-------- EXERCISE TEXT

Description
This moist and flavorful Pumpkin Cake combines the natural sweetness of pumpkin and sultanas with warming mixed spices and a luscious maple syrup-infused cream cheese icing. Perfect for autumn or any time you crave a cozy, spiced dessert, this cake is easy to bake and generously nutty with optional walnuts or pecans for extra texture and taste.
Ingredients
Scale
Cake
- 225ml rapeseed oil, plus extra for the tin
- 175g sultanas
- 1 orange, zested and juiced
- 200g self-raising flour
- 100g spelt flour
- 1 tsp baking powder
- 1 tbsp mixed spice
- 250g soft light brown sugar
- 50ml maple syrup
- 4 large eggs
- 350g pumpkin or butternut squash, peeled and grated (prepped weight 285g)
- 100g walnuts or pecans, chopped (optional)
- 1-2 tbsp milk (optional)
Icing
- 100g slightly salted butter, softened
- 300g icing sugar
- 100g soft cheese
- 2 tbsp maple syrup, plus extra to drizzle
- 1 orange, zested
- Walnuts or pecans to decorate (optional)
Instructions
- Prepare the oven and tin: Preheat your oven to 180°C (fan 160°C, gas mark 4). Butter a 30cm x 20cm cake tin and line it with baking paper to ensure the cake doesn’t stick.
- Soak the sultanas: Combine the sultanas with the zest and juice of one orange in a small bowl, then set aside. This will give the fruits a bright, citrus flavor that infuses the cake.
- Mix dry ingredients: In a large mixing bowl, whisk together the self-raising flour, spelt flour, baking powder, mixed spice, and soft light brown sugar until well combined.
- Whisk wet ingredients: In a jug, beat the rapeseed oil, maple syrup, and eggs together until smooth and well blended.
- Combine wet and dry: Pour the wet ingredients into the dry ingredients and whisk for 1 to 2 minutes using an electric hand whisk, just until everything is combined to form a batter.

----------------
-------- LISTED ENTRIES

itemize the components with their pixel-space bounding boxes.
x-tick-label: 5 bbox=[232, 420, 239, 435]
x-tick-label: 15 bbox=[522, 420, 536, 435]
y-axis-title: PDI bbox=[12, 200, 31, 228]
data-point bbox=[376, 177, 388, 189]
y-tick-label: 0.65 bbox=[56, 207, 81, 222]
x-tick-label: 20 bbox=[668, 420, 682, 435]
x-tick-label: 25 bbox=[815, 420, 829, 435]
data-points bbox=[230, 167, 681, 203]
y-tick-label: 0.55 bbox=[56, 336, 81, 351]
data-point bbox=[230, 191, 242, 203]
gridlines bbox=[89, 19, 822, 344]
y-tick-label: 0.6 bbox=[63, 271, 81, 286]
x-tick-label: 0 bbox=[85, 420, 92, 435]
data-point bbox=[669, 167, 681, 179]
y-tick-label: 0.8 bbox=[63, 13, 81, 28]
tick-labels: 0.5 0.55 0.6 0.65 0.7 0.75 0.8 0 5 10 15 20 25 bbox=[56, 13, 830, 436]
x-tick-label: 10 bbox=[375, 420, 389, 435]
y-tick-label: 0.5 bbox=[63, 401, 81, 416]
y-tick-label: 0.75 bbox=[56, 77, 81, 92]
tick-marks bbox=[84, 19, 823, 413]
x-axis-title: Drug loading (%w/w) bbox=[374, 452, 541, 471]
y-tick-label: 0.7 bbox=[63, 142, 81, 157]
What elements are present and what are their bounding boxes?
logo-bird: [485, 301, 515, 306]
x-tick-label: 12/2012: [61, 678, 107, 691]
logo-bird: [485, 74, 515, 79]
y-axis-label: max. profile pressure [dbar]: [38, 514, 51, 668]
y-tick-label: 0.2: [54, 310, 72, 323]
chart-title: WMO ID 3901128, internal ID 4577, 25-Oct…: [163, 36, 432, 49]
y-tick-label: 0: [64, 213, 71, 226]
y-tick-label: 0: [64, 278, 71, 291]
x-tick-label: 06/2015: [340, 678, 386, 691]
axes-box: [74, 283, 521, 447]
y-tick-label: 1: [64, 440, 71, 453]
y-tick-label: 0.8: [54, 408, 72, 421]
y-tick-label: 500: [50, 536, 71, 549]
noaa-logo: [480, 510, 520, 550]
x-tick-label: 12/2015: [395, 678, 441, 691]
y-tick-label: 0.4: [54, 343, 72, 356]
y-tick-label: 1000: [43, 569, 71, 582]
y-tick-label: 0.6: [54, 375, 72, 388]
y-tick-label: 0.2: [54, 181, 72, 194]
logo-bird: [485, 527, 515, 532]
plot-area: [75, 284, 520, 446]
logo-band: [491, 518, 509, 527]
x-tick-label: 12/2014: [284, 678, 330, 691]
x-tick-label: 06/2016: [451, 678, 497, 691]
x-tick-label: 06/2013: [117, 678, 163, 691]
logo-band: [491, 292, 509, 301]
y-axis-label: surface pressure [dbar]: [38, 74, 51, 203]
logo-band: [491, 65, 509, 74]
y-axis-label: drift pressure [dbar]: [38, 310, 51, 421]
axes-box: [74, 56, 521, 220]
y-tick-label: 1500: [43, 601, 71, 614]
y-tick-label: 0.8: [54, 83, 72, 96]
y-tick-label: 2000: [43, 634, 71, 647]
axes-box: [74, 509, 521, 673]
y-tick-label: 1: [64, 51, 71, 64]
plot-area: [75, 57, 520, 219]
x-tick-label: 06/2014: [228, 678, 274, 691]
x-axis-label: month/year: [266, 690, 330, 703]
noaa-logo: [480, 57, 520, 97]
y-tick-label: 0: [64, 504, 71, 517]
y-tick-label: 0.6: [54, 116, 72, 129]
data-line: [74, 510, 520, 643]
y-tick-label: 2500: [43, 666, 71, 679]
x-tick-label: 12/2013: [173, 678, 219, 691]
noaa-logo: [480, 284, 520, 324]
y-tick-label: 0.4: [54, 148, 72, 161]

----------------

**REQUIRED ACTIONS**:
- A) Output the pumpkin cake recipe word for word, from "- 1-2 tbsp milk" up to and including "and well blended.".
- B) According to the pumpkin cake recipe, what size of cake tin should be used?

**OUTPUTS IN ORDER**:
- A)
- 1-2 tbsp milk (optional)
Icing
- 100g slightly salted butter, softened
- 300g icing sugar
- 100g soft cheese
- 2 tbsp maple syrup, plus extra to drizzle
- 1 orange, zested
- Walnuts or pecans to decorate (optional)
Instructions
- Prepare the oven and tin: Preheat your oven to 180°C (fan 160°C, gas mark 4). Butter a 30cm x 20cm cake tin and line it with baking paper to ensure the cake doesn’t stick.
- Soak the sultanas: Combine the sultanas with the zest and juice of one orange in a small bowl, then set aside. This will give the fruits a bright, citrus flavor that infuses the cake.
- Mix dry ingredients: In a large mixing bowl, whisk together the self-raising flour, spelt flour, baking powder, mixed spice, and soft light brown sugar until well combined.
- Whisk wet ingredients: In a jug, beat the rapeseed oil, maple syrup, and eggs together until smooth and well blended.

- B) A 30cm x 20cm cake tin.